— SHORT PROBLEM —
Can you print every record below exactly as written?

— Dataset entries —

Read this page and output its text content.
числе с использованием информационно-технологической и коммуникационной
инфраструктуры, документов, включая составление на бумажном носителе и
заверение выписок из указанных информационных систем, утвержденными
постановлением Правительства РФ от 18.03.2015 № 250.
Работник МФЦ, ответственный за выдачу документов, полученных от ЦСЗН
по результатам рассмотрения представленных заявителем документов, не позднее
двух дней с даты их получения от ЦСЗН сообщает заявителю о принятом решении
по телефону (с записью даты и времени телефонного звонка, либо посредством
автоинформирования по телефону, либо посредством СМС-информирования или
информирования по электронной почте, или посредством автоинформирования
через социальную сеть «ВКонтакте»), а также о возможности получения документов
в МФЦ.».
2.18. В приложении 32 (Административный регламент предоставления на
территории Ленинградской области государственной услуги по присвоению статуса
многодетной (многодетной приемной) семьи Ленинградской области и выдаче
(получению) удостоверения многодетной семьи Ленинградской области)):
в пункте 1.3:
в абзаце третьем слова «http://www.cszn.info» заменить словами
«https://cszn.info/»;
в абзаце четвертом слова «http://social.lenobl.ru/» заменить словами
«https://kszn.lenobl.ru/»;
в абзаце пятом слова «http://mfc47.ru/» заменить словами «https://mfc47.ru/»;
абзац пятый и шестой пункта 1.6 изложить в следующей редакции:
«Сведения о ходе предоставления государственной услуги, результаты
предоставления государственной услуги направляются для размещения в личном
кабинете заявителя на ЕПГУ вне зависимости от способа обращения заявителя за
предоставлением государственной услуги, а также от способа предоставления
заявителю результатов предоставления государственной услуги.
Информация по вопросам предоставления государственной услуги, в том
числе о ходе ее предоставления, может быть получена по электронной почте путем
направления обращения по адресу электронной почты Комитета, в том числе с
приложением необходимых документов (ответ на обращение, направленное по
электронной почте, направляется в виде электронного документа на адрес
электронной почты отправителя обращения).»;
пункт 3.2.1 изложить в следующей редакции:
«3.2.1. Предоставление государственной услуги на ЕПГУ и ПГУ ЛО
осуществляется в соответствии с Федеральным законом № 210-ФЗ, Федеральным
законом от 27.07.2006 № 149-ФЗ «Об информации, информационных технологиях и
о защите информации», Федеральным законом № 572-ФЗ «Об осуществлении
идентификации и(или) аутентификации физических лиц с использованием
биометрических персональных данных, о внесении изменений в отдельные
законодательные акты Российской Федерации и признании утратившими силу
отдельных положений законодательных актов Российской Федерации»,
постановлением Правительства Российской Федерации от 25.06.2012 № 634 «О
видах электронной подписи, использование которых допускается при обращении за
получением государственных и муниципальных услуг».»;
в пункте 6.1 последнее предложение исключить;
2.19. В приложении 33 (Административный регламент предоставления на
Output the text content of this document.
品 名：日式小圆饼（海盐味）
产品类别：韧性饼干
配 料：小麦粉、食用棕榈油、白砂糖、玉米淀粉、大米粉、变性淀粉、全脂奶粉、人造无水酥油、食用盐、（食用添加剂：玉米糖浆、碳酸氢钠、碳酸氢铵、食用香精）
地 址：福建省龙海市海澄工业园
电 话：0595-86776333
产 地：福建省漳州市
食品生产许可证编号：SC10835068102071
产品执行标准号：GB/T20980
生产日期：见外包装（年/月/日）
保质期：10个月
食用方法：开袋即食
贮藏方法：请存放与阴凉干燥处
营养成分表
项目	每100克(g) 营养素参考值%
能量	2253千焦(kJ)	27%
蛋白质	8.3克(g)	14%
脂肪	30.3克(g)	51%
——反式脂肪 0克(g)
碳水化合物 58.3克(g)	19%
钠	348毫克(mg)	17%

— SOLUTION TO THIS PROBLEM —
Read this page and output its text content.
числе с использованием информационно-технологической и коммуникационной
инфраструктуры, документов, включая составление на бумажном носителе и
заверение выписок из указанных информационных систем, утвержденными
постановлением Правительства РФ от 18.03.2015 № 250.
Работник МФЦ, ответственный за выдачу документов, полученных от ЦСЗН
по результатам рассмотрения представленных заявителем документов, не позднее
двух дней с даты их получения от ЦСЗН сообщает заявителю о принятом решении
по телефону (с записью даты и времени телефонного звонка, либо посредством
автоинформирования по телефону, либо посредством СМС-информирования или
информирования по электронной почте, или посредством автоинформирования
через социальную сеть «ВКонтакте»), а также о возможности получения документов
в МФЦ.».
2.18. В приложении 32 (Административный регламент предоставления на
территории Ленинградской области государственной услуги по присвоению статуса
многодетной (многодетной приемной) семьи Ленинградской области и выдаче
(получению) удостоверения многодетной семьи Ленинградской области)):
в пункте 1.3:
в абзаце третьем слова «http://www.cszn.info» заменить словами
«https://cszn.info/»;
в абзаце четвертом слова «http://social.lenobl.ru/» заменить словами
«https://kszn.lenobl.ru/»;
в абзаце пятом слова «http://mfc47.ru/» заменить словами «https://mfc47.ru/»;
абзац пятый и шестой пункта 1.6 изложить в следующей редакции:
«Сведения о ходе предоставления государственной услуги, результаты
предоставления государственной услуги направляются для размещения в личном
кабинете заявителя на ЕПГУ вне зависимости от способа обращения заявителя за
предоставлением государственной услуги, а также от способа предоставления
заявителю результатов предоставления государственной услуги.
Информация по вопросам предоставления государственной услуги, в том
числе о ходе ее предоставления, может быть получена по электронной почте путем
направления обращения по адресу электронной почты Комитета, в том числе с
приложением необходимых документов (ответ на обращение, направленное по
электронной почте, направляется в виде электронного документа на адрес
электронной почты отправителя обращения).»;
пункт 3.2.1 изложить в следующей редакции:
«3.2.1. Предоставление государственной услуги на ЕПГУ и ПГУ ЛО
осуществляется в соответствии с Федеральным законом № 210-ФЗ, Федеральным
законом от 27.07.2006 № 149-ФЗ «Об информации, информационных технологиях и
о защите информации», Федеральным законом № 572-ФЗ «Об осуществлении
идентификации и(или) аутентификации физических лиц с использованием
биометрических персональных данных, о внесении изменений в отдельные
законодательные акты Российской Федерации и признании утратившими силу
отдельных положений законодательных актов Российской Федерации»,
постановлением Правительства Российской Федерации от 25.06.2012 № 634 «О
видах электронной подписи, использование которых допускается при обращении за
получением государственных и муниципальных услуг».»;
в пункте 6.1 последнее предложение исключить;
2.19. В приложении 33 (Административный регламент предоставления на
Output the text content of this document.
品 名：日式小圆饼（海盐味）
产品类别：韧性饼干
配 料：小麦粉、食用棕榈油、白砂糖、玉米淀粉、大米粉、变性淀粉、全脂奶粉、人造无水酥油、食用盐、（食用添加剂：玉米糖浆、碳酸氢钠、碳酸氢铵、食用香精）
地 址：福建省龙海市海澄工业园
电 话：0595-86776333
产 地：福建省漳州市
食品生产许可证编号：SC10835068102071
产品执行标准号：GB/T20980
生产日期：见外包装（年/月/日）
保质期：10个月
食用方法：开袋即食
贮藏方法：请存放与阴凉干燥处
营养成分表
项目	每100克(g) 营养素参考值%
能量	2253千焦(kJ)	27%
蛋白质	8.3克(g)	14%
脂肪	30.3克(g)	51%
——反式脂肪 0克(g)
碳水化合物 58.3克(g)	19%
钠	348毫克(mg)	17%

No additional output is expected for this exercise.